EXERCISE INPUT:

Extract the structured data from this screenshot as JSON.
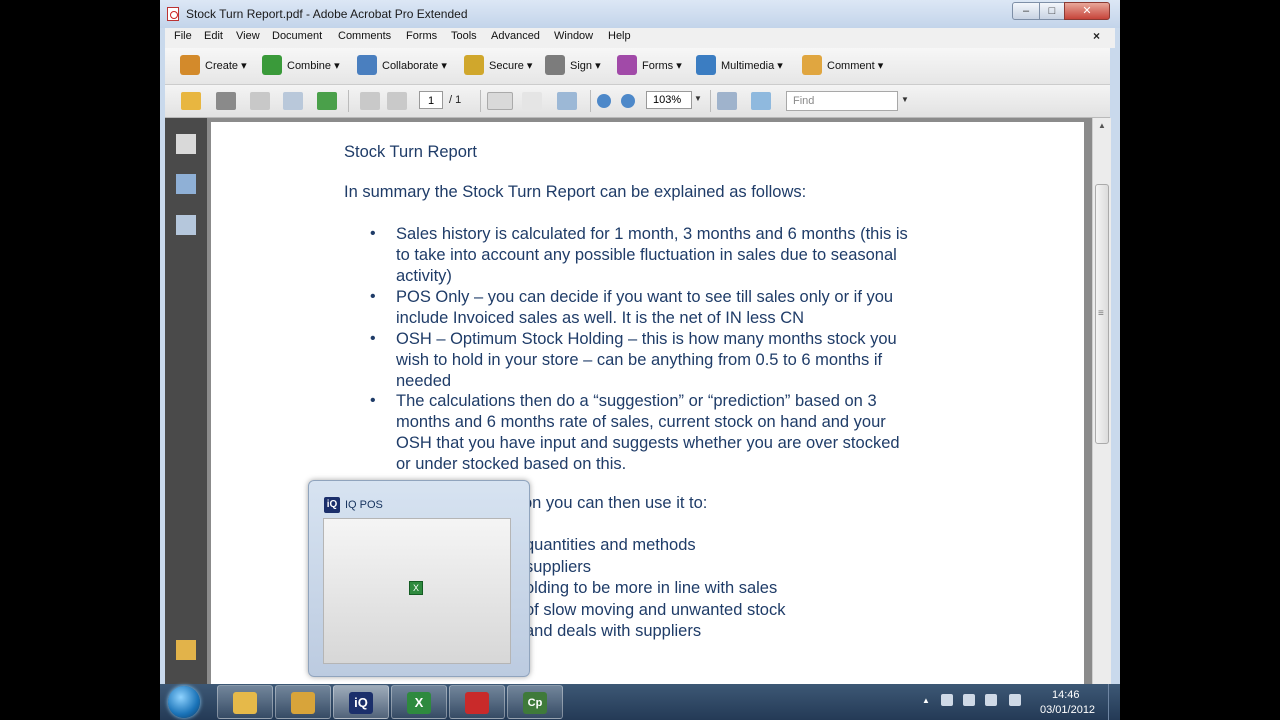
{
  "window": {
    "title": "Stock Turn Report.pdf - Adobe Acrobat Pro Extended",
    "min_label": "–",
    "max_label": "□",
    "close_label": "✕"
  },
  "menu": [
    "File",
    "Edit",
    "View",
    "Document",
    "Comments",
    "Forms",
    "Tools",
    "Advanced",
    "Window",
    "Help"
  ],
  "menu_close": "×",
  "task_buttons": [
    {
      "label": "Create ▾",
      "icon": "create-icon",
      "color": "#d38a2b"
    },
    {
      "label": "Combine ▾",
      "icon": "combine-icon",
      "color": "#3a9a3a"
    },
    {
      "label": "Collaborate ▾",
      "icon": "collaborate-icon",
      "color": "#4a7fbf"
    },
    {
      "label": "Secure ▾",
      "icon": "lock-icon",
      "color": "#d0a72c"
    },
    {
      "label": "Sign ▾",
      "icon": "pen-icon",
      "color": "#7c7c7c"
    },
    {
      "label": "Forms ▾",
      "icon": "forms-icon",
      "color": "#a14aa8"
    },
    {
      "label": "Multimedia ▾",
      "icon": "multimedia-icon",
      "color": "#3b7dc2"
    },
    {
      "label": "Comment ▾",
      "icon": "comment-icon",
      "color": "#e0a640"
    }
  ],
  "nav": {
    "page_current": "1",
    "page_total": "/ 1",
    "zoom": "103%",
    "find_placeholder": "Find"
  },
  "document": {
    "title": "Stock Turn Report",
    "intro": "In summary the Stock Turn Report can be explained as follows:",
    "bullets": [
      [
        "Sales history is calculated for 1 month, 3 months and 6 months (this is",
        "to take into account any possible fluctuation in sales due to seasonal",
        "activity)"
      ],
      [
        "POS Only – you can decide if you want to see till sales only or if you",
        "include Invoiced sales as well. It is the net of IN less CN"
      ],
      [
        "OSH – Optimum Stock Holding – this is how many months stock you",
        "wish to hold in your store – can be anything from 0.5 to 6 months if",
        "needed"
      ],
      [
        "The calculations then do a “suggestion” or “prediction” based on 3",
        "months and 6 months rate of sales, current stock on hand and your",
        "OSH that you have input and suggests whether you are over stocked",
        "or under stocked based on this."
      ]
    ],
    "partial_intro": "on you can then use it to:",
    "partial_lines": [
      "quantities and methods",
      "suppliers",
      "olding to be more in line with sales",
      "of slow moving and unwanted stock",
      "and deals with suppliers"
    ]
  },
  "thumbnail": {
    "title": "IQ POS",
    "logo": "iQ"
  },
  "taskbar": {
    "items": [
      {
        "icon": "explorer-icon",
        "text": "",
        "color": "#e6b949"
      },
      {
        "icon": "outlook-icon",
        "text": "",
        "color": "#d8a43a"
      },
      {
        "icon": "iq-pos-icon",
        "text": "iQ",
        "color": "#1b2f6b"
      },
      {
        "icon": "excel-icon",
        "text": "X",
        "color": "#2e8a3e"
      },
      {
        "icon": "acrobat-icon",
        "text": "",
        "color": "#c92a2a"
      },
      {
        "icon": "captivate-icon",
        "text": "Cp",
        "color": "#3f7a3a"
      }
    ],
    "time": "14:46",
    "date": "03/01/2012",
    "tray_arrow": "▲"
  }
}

* * *

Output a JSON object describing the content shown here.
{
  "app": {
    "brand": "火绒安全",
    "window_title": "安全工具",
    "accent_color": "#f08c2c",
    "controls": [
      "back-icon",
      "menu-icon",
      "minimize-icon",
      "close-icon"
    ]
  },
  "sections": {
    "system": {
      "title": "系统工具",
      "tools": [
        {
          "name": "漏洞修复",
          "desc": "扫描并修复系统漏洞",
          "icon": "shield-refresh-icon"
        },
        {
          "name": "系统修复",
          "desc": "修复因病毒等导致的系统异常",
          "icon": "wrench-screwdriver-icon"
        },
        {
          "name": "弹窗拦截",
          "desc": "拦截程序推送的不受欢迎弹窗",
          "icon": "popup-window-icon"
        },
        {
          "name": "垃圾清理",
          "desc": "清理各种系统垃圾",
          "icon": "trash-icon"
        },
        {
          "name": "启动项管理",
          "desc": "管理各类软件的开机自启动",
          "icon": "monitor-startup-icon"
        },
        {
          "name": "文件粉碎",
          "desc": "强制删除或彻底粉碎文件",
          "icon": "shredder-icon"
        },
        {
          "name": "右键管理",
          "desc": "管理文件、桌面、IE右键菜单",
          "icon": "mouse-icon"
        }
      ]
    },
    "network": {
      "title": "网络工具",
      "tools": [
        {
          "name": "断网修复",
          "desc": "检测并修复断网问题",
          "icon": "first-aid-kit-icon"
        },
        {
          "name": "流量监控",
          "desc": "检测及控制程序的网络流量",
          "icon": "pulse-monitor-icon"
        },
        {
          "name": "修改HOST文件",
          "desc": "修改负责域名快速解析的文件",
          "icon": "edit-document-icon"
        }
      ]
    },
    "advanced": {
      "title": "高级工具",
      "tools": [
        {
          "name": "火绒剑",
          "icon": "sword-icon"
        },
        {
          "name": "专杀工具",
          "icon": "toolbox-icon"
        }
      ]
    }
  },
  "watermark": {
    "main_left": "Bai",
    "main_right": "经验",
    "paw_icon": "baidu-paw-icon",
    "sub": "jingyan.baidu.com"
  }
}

WHAT TO PRODUCE: Using the listing above, work out how many of its lines include "months", and give only the result.

RESULT FOR THIS TASK: 4